-- start Material for this task --

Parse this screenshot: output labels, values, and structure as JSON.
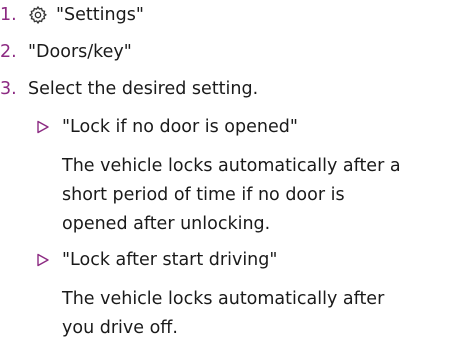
{
  "steps": [
    {
      "number": "1.",
      "icon": "gear-icon",
      "text": "\"Settings\""
    },
    {
      "number": "2.",
      "text": "\"Doors/key\""
    },
    {
      "number": "3.",
      "text": "Select the desired setting."
    }
  ],
  "options": [
    {
      "label": "\"Lock if no door is opened\"",
      "description_lines": [
        "The vehicle locks automatically after a",
        "short period of time if no door is",
        "opened after unlocking."
      ]
    },
    {
      "label": "\"Lock after start driving\"",
      "description_lines": [
        "The vehicle locks automatically after",
        "you drive off."
      ]
    }
  ],
  "colors": {
    "step_number": "#8c2a82",
    "bullet_triangle": "#8c2a82",
    "text": "#1a1a1a"
  }
}
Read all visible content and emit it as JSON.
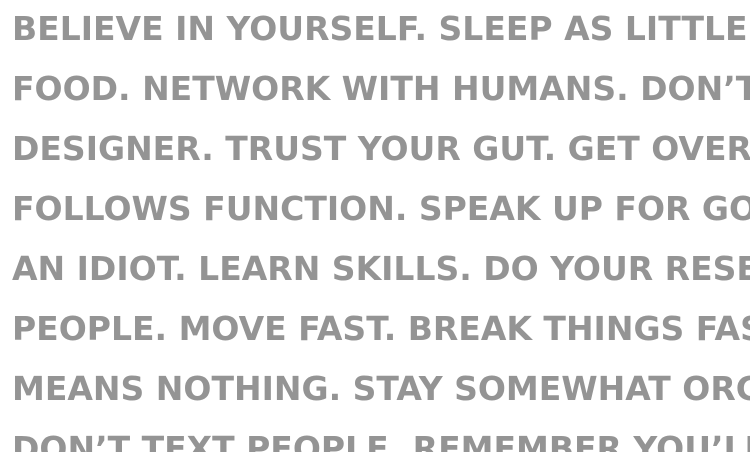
{
  "lines": [
    "BELIEVE IN YOURSELF. SLEEP AS LITTLE AS PO",
    "FOOD. NETWORK WITH HUMANS. DON’T PRE",
    "DESIGNER. TRUST YOUR GUT. GET OVER YOU",
    "FOLLOWS FUNCTION. SPEAK UP FOR GOOD I",
    "AN IDIOT. LEARN SKILLS. DO YOUR RESEARCH",
    "PEOPLE. MOVE FAST. BREAK THINGS FASTER.",
    "MEANS NOTHING. STAY SOMEWHAT ORGANI",
    "DON’T TEXT PEOPLE. REMEMBER YOU’LL BE I"
  ],
  "colors": {
    "text": "#949494",
    "background": "#ffffff"
  }
}
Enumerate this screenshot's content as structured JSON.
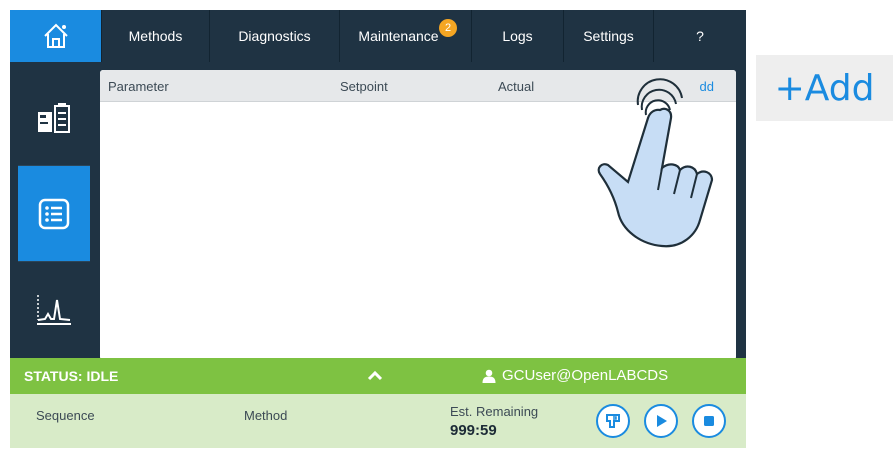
{
  "nav": {
    "home_icon": "home-icon",
    "items": [
      {
        "label": "Methods"
      },
      {
        "label": "Diagnostics"
      },
      {
        "label": "Maintenance",
        "badge": "2"
      },
      {
        "label": "Logs"
      },
      {
        "label": "Settings"
      },
      {
        "label": "?"
      }
    ]
  },
  "rail": {
    "items": [
      {
        "icon": "instrument-icon",
        "active": false
      },
      {
        "icon": "list-icon",
        "active": true
      },
      {
        "icon": "chromatogram-icon",
        "active": false
      }
    ]
  },
  "table": {
    "headers": {
      "parameter": "Parameter",
      "setpoint": "Setpoint",
      "actual": "Actual",
      "add": "dd"
    },
    "rows": []
  },
  "status": {
    "text": "STATUS: IDLE",
    "toggle_icon": "chevron-up-icon",
    "user": "GCUser@OpenLABCDS"
  },
  "info": {
    "sequence_label": "Sequence",
    "method_label": "Method",
    "remaining_label": "Est. Remaining",
    "remaining_value": "999:59"
  },
  "controls": {
    "icons": [
      "prep-run-icon",
      "play-icon",
      "stop-icon"
    ]
  },
  "callout": {
    "label": "+Add"
  },
  "colors": {
    "accent": "#1a8be0",
    "nav_bg": "#1f3343",
    "status_green": "#7ec242",
    "info_bg": "#d8ebc8",
    "badge": "#f5a623"
  }
}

-- end Material for this task --

- Objective
Using the records above, output their complete text exactly, minus any images.

- Problem solution
Parse this screenshot: output labels, values, and structure as JSON.
{
  "steps": [
    {
      "number": "1.",
      "icon": "gear-icon",
      "text": "\"Settings\""
    },
    {
      "number": "2.",
      "text": "\"Doors/key\""
    },
    {
      "number": "3.",
      "text": "Select the desired setting."
    }
  ],
  "options": [
    {
      "label": "\"Lock if no door is opened\"",
      "description_lines": [
        "The vehicle locks automatically after a",
        "short period of time if no door is",
        "opened after unlocking."
      ]
    },
    {
      "label": "\"Lock after start driving\"",
      "description_lines": [
        "The vehicle locks automatically after",
        "you drive off."
      ]
    }
  ],
  "colors": {
    "step_number": "#8c2a82",
    "bullet_triangle": "#8c2a82",
    "text": "#1a1a1a"
  }
}
Read all visible content and emit it as JSON.
{
  "lines": [
    "BELIEVE IN YOURSELF. SLEEP AS LITTLE AS PO",
    "FOOD. NETWORK WITH HUMANS. DON’T PRE",
    "DESIGNER. TRUST YOUR GUT. GET OVER YOU",
    "FOLLOWS FUNCTION. SPEAK UP FOR GOOD I",
    "AN IDIOT. LEARN SKILLS. DO YOUR RESEARCH",
    "PEOPLE. MOVE FAST. BREAK THINGS FASTER.",
    "MEANS NOTHING. STAY SOMEWHAT ORGANI",
    "DON’T TEXT PEOPLE. REMEMBER YOU’LL BE I"
  ],
  "colors": {
    "text": "#949494",
    "background": "#ffffff"
  }
}
Enumerate this screenshot's content as structured JSON.
{
  "nav": {
    "home_icon": "home-icon",
    "items": [
      {
        "label": "Methods"
      },
      {
        "label": "Diagnostics"
      },
      {
        "label": "Maintenance",
        "badge": "2"
      },
      {
        "label": "Logs"
      },
      {
        "label": "Settings"
      },
      {
        "label": "?"
      }
    ]
  },
  "rail": {
    "items": [
      {
        "icon": "instrument-icon",
        "active": false
      },
      {
        "icon": "list-icon",
        "active": true
      },
      {
        "icon": "chromatogram-icon",
        "active": false
      }
    ]
  },
  "table": {
    "headers": {
      "parameter": "Parameter",
      "setpoint": "Setpoint",
      "actual": "Actual",
      "add": "dd"
    },
    "rows": []
  },
  "status": {
    "text": "STATUS: IDLE",
    "toggle_icon": "chevron-up-icon",
    "user": "GCUser@OpenLABCDS"
  },
  "info": {
    "sequence_label": "Sequence",
    "method_label": "Method",
    "remaining_label": "Est. Remaining",
    "remaining_value": "999:59"
  },
  "controls": {
    "icons": [
      "prep-run-icon",
      "play-icon",
      "stop-icon"
    ]
  },
  "callout": {
    "label": "+Add"
  },
  "colors": {
    "accent": "#1a8be0",
    "nav_bg": "#1f3343",
    "status_green": "#7ec242",
    "info_bg": "#d8ebc8",
    "badge": "#f5a623"
  }
}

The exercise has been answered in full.